▶ Questions on the material:
• A. In the interview excerpt about OQ Technology, in which countries is NanoAvionics based?
• B. Continue the interview excerpt about OQ Technology and NanoAvionics from the point after its last sentence.

He pointed to ATMs (cash dispensers) in the Middle East and Africa. He says, “What do the banks and the points of sale people do? They install a big TV dish or VSAT for the internet. That’s overkill, but it’s cheaper than buying the small Inmarsat device…With that technology we have, we can address such users, and it’s a big market.”
He said asset tracking is another huge market too – from trucks, containers and ships to animals.
Then there are low latency, critical applications. Qaise said, “Let’s say to control a drone or an autonomous car, you need real-time communication and to track it also at the same time, so you can react immediately. This is where we will need inter-satellite links for this type of application.”
Inter-satellite technology is under development by NanoAvionics (see below).
Wholesale model
Note that OQ Technologies doesn’t sell to directly to users. Qaise elaborated, “We’re going to provide wholesale packages and services to telcos [that] want to add this product to their array of products, and to service providers, system integrators. We would only deal with end customers who are large enough – let’s say enterprise multinationals.
“We see this as the best way to access the market first and to learn from the users in the field, to be close to them. Then as the IoT market matures, and big service providers start adapting and building their own solution based on what we provide, this is where we can kind of take a step back.
“It’s true [that] IoT is a very fragmented and very new market. And there is less customer awareness how this can help [them], and that’s why there’s a big role for all for the operators, for the vendors, for everyone involved to really work with customers and educate them about the value of [it].”
NanoAvionics and new kind of spacecraft…
NanoAvionics works with OQ Technology and its CEO, Linas Sargautis, Co-founder & Chief Commercial Officer, also took part in the interview. NanoAvionics is a smallsat bus manufacturer and mission integrator based in five locations across the US, UK, and Lithuania.
It offers critical satellite functions and optimises their hardware, launch, and satellite operation costs by providing end-to-end small satellite solutions – ranging from single missions to operating constellations.

▶ Provided material:
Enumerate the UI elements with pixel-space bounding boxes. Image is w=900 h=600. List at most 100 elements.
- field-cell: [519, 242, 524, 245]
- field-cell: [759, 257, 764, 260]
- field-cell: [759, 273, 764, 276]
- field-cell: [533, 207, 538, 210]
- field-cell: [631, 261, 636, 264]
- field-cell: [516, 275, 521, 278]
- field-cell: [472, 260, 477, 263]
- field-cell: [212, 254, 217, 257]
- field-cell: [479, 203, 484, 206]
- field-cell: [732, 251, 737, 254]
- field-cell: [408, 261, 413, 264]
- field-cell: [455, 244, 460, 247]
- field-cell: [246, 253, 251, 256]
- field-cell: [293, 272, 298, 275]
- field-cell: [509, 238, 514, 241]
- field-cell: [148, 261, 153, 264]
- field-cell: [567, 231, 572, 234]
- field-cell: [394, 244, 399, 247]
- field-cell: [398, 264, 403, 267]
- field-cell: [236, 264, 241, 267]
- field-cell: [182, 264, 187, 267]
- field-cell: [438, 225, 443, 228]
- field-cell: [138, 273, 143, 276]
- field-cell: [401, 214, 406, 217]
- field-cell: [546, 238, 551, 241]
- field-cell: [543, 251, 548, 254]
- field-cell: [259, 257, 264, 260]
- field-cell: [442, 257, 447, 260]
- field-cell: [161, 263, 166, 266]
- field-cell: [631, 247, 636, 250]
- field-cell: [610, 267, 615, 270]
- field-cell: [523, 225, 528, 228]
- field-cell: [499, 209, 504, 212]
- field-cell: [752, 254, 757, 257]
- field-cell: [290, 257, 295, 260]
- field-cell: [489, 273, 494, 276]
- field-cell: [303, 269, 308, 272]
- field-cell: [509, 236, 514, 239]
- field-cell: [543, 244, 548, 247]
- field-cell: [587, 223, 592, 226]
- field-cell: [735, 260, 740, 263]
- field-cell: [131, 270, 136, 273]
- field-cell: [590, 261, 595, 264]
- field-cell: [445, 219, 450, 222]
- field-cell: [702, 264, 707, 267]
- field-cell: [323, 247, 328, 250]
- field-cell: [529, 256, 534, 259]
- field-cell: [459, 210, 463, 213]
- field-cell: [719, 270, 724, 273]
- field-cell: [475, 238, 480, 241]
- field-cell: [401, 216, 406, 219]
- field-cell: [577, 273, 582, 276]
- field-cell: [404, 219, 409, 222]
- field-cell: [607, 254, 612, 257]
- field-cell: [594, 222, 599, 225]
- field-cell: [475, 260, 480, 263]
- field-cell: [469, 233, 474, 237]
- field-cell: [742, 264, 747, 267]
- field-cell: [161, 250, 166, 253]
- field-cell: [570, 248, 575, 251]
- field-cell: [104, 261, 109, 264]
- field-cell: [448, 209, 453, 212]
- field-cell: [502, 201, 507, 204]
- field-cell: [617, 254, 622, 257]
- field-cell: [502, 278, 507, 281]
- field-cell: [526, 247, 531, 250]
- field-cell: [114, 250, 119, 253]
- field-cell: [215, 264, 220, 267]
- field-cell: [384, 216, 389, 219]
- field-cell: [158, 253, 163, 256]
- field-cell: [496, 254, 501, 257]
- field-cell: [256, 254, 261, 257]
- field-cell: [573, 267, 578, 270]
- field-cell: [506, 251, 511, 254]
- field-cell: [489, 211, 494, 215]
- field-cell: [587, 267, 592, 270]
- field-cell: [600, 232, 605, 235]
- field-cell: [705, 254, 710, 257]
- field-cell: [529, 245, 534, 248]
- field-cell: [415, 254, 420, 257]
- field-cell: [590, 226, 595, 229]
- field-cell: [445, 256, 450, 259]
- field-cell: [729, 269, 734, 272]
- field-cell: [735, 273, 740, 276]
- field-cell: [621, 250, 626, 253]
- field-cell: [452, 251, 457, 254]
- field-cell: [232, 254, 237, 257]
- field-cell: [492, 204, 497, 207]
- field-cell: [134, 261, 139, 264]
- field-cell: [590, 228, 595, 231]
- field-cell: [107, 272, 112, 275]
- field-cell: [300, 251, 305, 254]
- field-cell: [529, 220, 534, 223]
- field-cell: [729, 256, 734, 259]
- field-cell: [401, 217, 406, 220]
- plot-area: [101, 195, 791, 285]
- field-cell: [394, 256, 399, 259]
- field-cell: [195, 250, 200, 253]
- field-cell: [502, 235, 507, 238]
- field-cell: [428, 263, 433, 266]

▶ Answer list:
• A. The US, the UK, and Lithuania.

• B.
Its core engineering team has implemented over 85 successful satellite missions and commercial projects during the past several years. With modularity as the fundamental principle of NanoAvionics systems’ architecture, NanoAvionics provides economic viability to a wide range of small satellite constellation-based missions, businesses, and organizations worldwide.
Modularity is the fundamental principle of NanoAvionics systems’ architecture, which it claims makes satellite an economically viable option to a range of small satellite, constellation-based missions, businesses, and organizations worldwide.
Sargautis explained, “Our product portfolio [can carry] satellites weighing 5Kg and the size of a loaf of bread, to those weighing 120Kg and the size of a hotel minibar fridge.”
The spacecraft are generic, and so can accommodate satellites with different types of instrument, including a telco payload or cameras: the satellite’s application is defined by the instrument. As well as building the spacecraft, NanoAvionics also provides a launch broker service, helping customers through the process of the launch and into operation, and can include operating the satellite for customers.
This means operators can rapidly deploy their missions and constellations, according to Sargautis, leaving its customers to focus on the services they offers – for 5G and IoT, think cell towers in space.